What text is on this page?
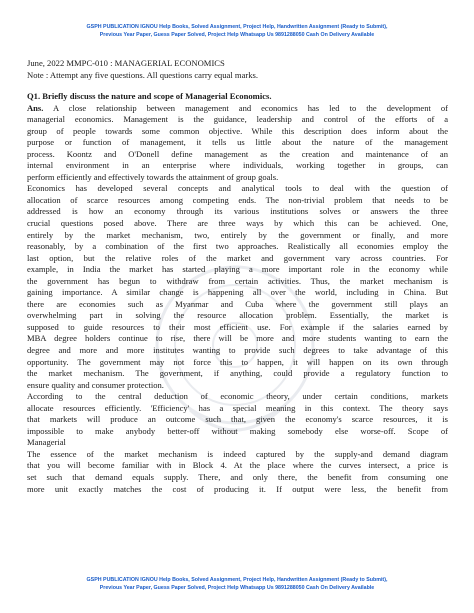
GSPH PUBLICATION IGNOU Help Books, Solved Assignment, Project Help, Handwritten Assignment (Ready to Submit),
Previous Year Paper, Guess Paper Solved, Project Help Whatsapp Us 9891288050 Cash On Delivery Available

June, 2022 MMPC-010 : MANAGERIAL ECONOMICS

Note : Attempt any five questions. All questions carry equal marks.

Q1. Briefly discuss the nature and scope of Managerial Economics.

Ans. A close relationship between management and economics has led to the development of

managerial economics. Management is the guidance, leadership and control of the efforts of a

group of people towards some common objective. While this description does inform about the

purpose or function of management, it tells us little about the nature of the management

process. Koontz and O'Donell define management as the creation and maintenance of an

internal environment in an enterprise where individuals, working together in groups, can

perform efficiently and effectively towards the attainment of group goals.

Economics has developed several concepts and analytical tools to deal with the question of

allocation of scarce resources among competing ends. The non-trivial problem that needs to be

addressed is how an economy through its various institutions solves or answers the three

crucial questions posed above. There are three ways by which this can be achieved. One,

entirely by the market mechanism, two, entirely by the government or finally, and more

reasonably, by a combination of the first two approaches. Realistically all economies employ the

last option, but the relative roles of the market and government vary across countries. For

example, in India the market has started playing a more important role in the economy while

the government has begun to withdraw from certain activities. Thus, the market mechanism is

gaining importance. A similar change is happening all over the world, including in China. But

there are economies such as Myanmar and Cuba where the government still plays an

overwhelming part in solving the resource allocation problem. Essentially, the market is

supposed to guide resources to their most efficient use. For example if the salaries earned by

MBA degree holders continue to rise, there will be more and more students wanting to earn the

degree and more and more institutes wanting to provide such degrees to take advantage of this

opportunity. The government may not force this to happen, it will happen on its own through

the market mechanism. The government, if anything, could provide a regulatory function to

ensure quality and consumer protection.

According to the central deduction of economic theory, under certain conditions, markets

allocate resources efficiently. 'Efficiency' has a special meaning in this context. The theory says

that markets will produce an outcome such that, given the economy's scarce resources, it is

impossible to make anybody better-off without making somebody else worse-off. Scope of

Managerial

The essence of the market mechanism is indeed captured by the supply-and demand diagram

that you will become familiar with in Block 4. At the place where the curves intersect, a price is

set such that demand equals supply. There, and only there, the benefit from consuming one

more unit exactly matches the cost of producing it. If output were less, the benefit from

GSPH PUBLICATION IGNOU Help Books, Solved Assignment, Project Help, Handwritten Assignment (Ready to Submit),
Previous Year Paper, Guess Paper Solved, Project Help Whatsapp Us 9891288050 Cash On Delivery Available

***

In the records above, find the lines containing "three" and copy them.

addressed is how an economy through its various institutions solves or answers the three
crucial questions posed above. There are three ways by which this can be achieved. One,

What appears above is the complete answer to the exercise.